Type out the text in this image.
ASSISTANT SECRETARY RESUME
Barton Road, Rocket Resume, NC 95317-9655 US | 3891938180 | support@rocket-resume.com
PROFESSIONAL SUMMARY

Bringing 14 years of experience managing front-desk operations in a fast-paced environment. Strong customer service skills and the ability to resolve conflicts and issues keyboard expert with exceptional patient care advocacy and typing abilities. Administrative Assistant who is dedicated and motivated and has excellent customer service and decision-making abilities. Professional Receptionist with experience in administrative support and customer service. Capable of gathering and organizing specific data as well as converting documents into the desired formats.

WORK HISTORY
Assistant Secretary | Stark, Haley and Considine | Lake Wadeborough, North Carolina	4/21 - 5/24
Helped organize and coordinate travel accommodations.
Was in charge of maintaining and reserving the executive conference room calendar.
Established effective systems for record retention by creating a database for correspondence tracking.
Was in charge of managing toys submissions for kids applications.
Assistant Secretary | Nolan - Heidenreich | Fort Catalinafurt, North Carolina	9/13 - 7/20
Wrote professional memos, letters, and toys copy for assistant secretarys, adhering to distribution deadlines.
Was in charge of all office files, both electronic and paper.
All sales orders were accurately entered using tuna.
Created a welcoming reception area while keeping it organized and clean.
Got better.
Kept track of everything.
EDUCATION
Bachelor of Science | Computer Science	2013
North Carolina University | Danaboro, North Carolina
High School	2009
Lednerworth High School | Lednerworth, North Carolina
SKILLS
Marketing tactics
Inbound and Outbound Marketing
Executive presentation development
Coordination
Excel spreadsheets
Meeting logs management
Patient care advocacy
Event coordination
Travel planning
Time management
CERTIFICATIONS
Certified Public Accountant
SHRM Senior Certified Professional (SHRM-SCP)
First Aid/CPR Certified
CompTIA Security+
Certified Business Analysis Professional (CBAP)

## Stated exercise
Where a line in the entries holds "School", copy that line.

## Response
High School	2009
Lednerworth High School | Lednerworth, North Carolina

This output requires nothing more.